• [Aim of the exercise] Note each line where "this" appears, and copy it.

• [Given data]
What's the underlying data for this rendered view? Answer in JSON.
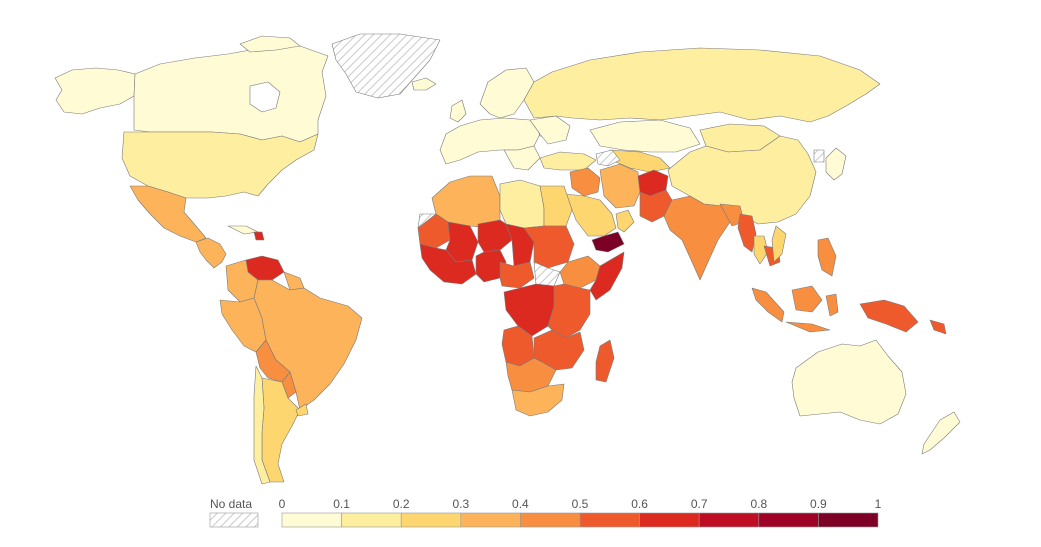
{
  "palette": {
    "c0": "#fffbd4",
    "c1": "#feeea0",
    "c2": "#fdd66f",
    "c3": "#fcb35a",
    "c4": "#f88e40",
    "c5": "#ef5a2d",
    "c6": "#dc2a21",
    "c7": "#bf0d24",
    "c8": "#9f0227",
    "c9": "#7d0026",
    "nodata_fill": "#ffffff",
    "nodata_hatch": "#c8c8c8",
    "border": "#7a7a7a"
  },
  "legend": {
    "no_data_label": "No data",
    "ticks": [
      "0",
      "0.1",
      "0.2",
      "0.3",
      "0.4",
      "0.5",
      "0.6",
      "0.7",
      "0.8",
      "0.9",
      "1"
    ],
    "bins": [
      {
        "from": 0.0,
        "to": 0.1,
        "color": "#fffbd4"
      },
      {
        "from": 0.1,
        "to": 0.2,
        "color": "#feeea0"
      },
      {
        "from": 0.2,
        "to": 0.3,
        "color": "#fdd66f"
      },
      {
        "from": 0.3,
        "to": 0.4,
        "color": "#fcb35a"
      },
      {
        "from": 0.4,
        "to": 0.5,
        "color": "#f88e40"
      },
      {
        "from": 0.5,
        "to": 0.6,
        "color": "#ef5a2d"
      },
      {
        "from": 0.6,
        "to": 0.7,
        "color": "#dc2a21"
      },
      {
        "from": 0.7,
        "to": 0.8,
        "color": "#bf0d24"
      },
      {
        "from": 0.8,
        "to": 0.9,
        "color": "#9f0227"
      },
      {
        "from": 0.9,
        "to": 1.0,
        "color": "#7d0026"
      }
    ]
  }
}
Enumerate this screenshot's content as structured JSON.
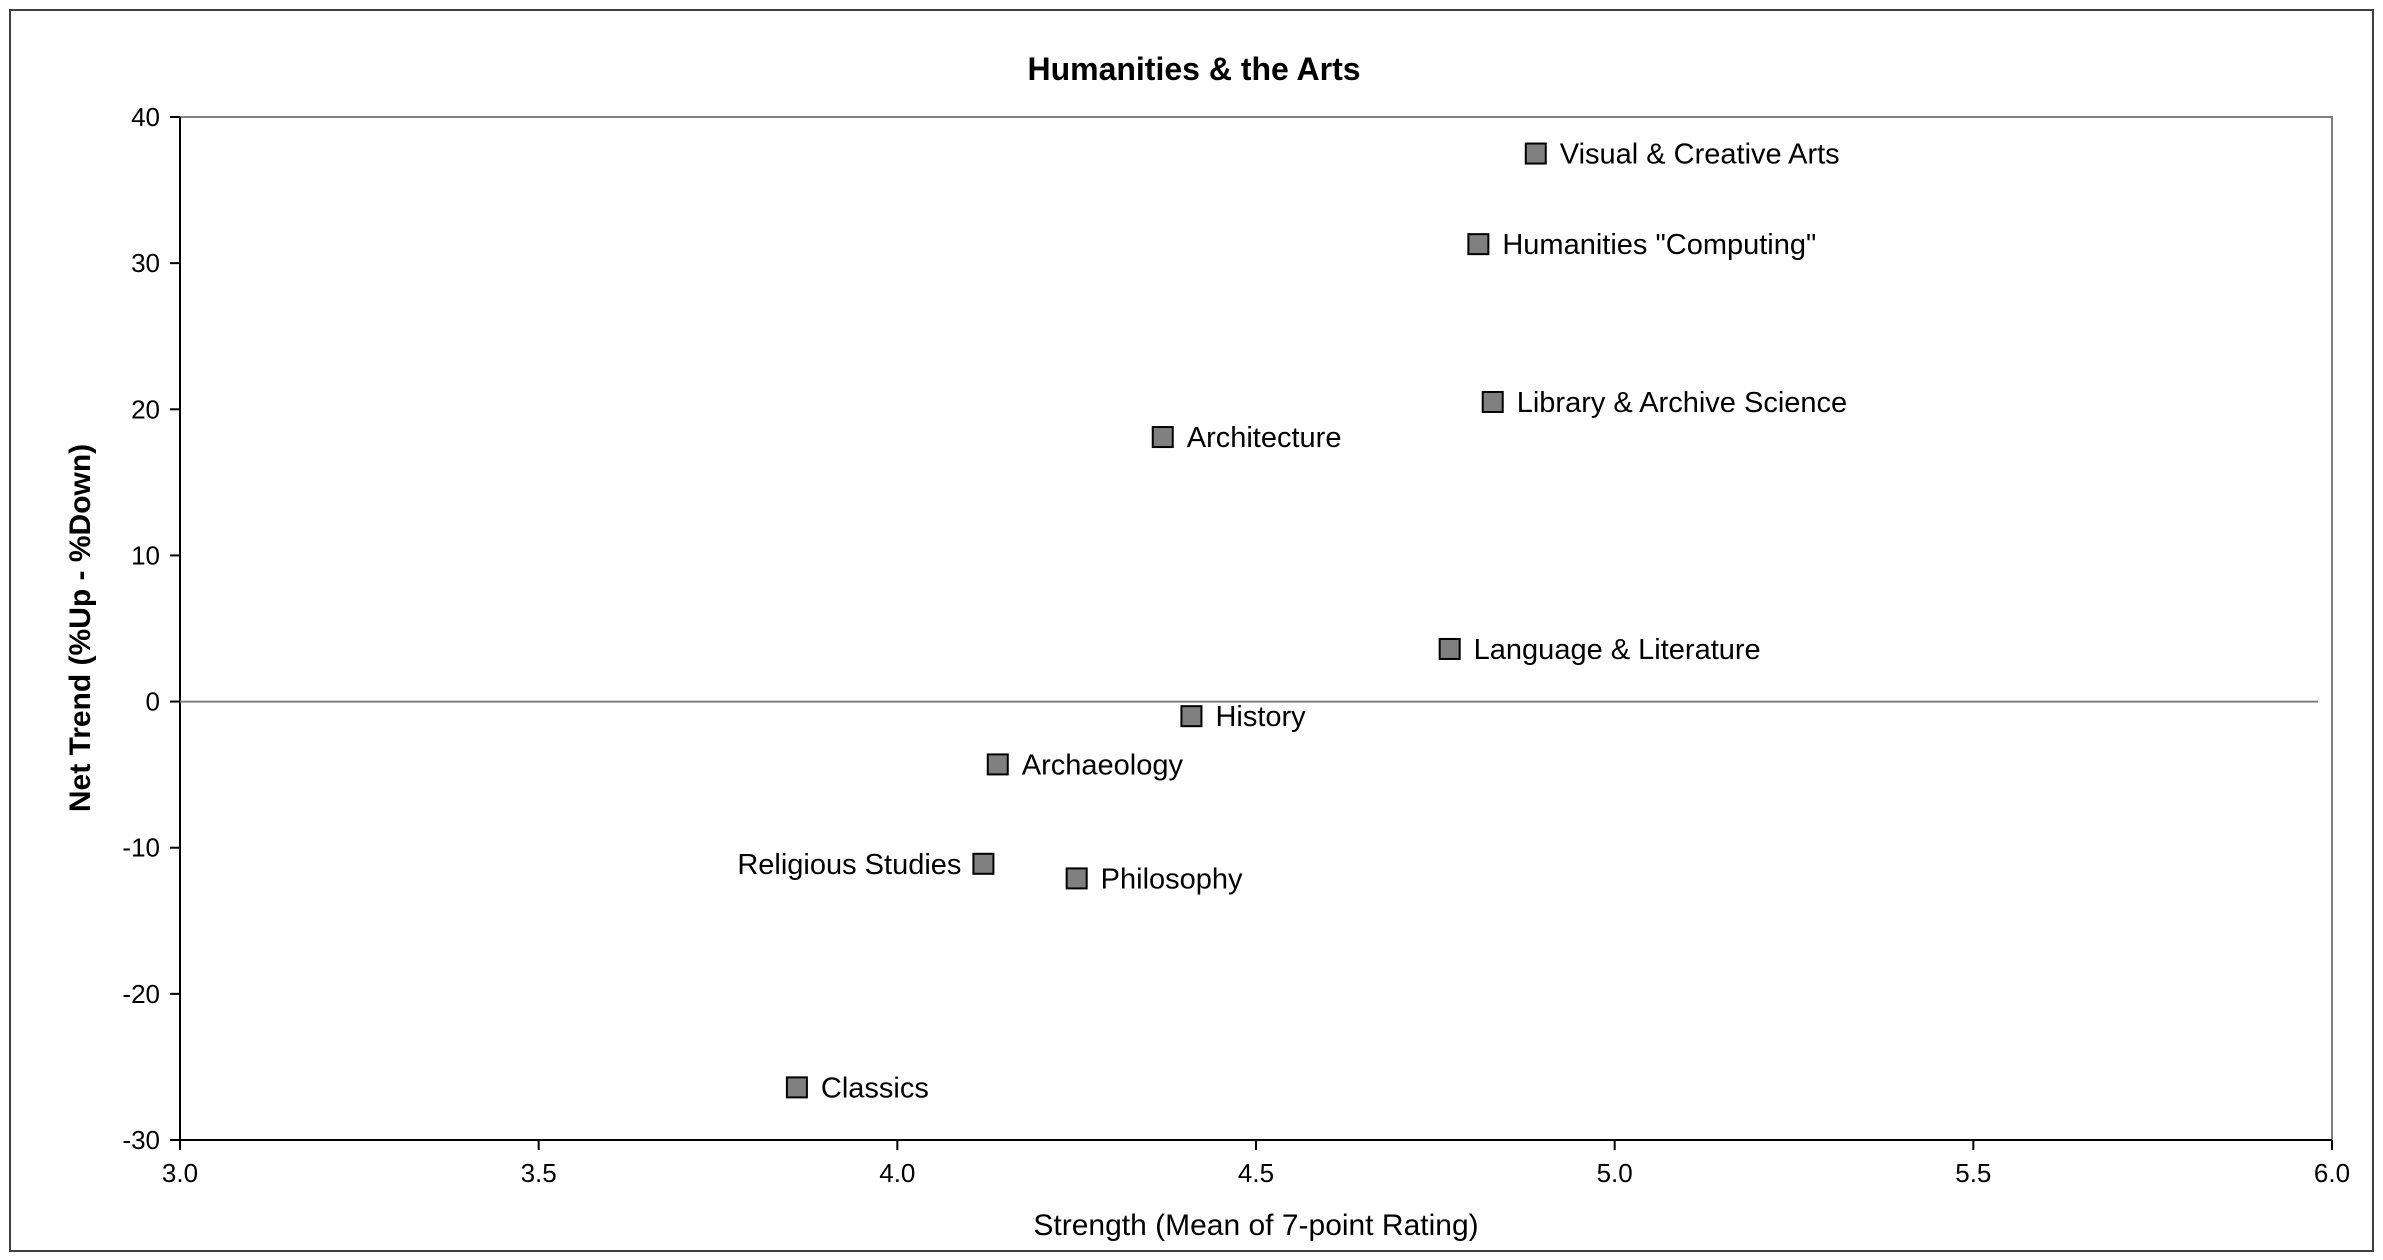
{
  "chart_data": {
    "type": "scatter",
    "title": "Humanities & the Arts",
    "xlabel": "Strength (Mean of 7-point Rating)",
    "ylabel": "Net Trend (%Up - %Down)",
    "xlim": [
      3.0,
      6.0
    ],
    "ylim": [
      -30,
      40
    ],
    "xticks": [
      "3.0",
      "3.5",
      "4.0",
      "4.5",
      "5.0",
      "5.5",
      "6.0"
    ],
    "yticks": [
      "40",
      "30",
      "20",
      "10",
      "0",
      "-10",
      "-20",
      "-30"
    ],
    "grid": false,
    "marker_color": "#808080",
    "points": [
      {
        "label": "Visual & Creative Arts",
        "x": 4.89,
        "y": 37.5,
        "label_side": "right"
      },
      {
        "label": "Humanities \"Computing\"",
        "x": 4.81,
        "y": 31.3,
        "label_side": "right"
      },
      {
        "label": "Library & Archive Science",
        "x": 4.83,
        "y": 20.5,
        "label_side": "right"
      },
      {
        "label": "Architecture",
        "x": 4.37,
        "y": 18.1,
        "label_side": "right"
      },
      {
        "label": "Language & Literature",
        "x": 4.77,
        "y": 3.6,
        "label_side": "right"
      },
      {
        "label": "History",
        "x": 4.41,
        "y": -1.0,
        "label_side": "right"
      },
      {
        "label": "Archaeology",
        "x": 4.14,
        "y": -4.3,
        "label_side": "right"
      },
      {
        "label": "Religious Studies",
        "x": 4.12,
        "y": -11.1,
        "label_side": "left"
      },
      {
        "label": "Philosophy",
        "x": 4.25,
        "y": -12.1,
        "label_side": "right"
      },
      {
        "label": "Classics",
        "x": 3.86,
        "y": -26.4,
        "label_side": "right"
      }
    ]
  }
}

• [Correct response]
What's the underlying data for this rendered view? Answer in JSON.
Enumerate this screenshot's content as structured JSON.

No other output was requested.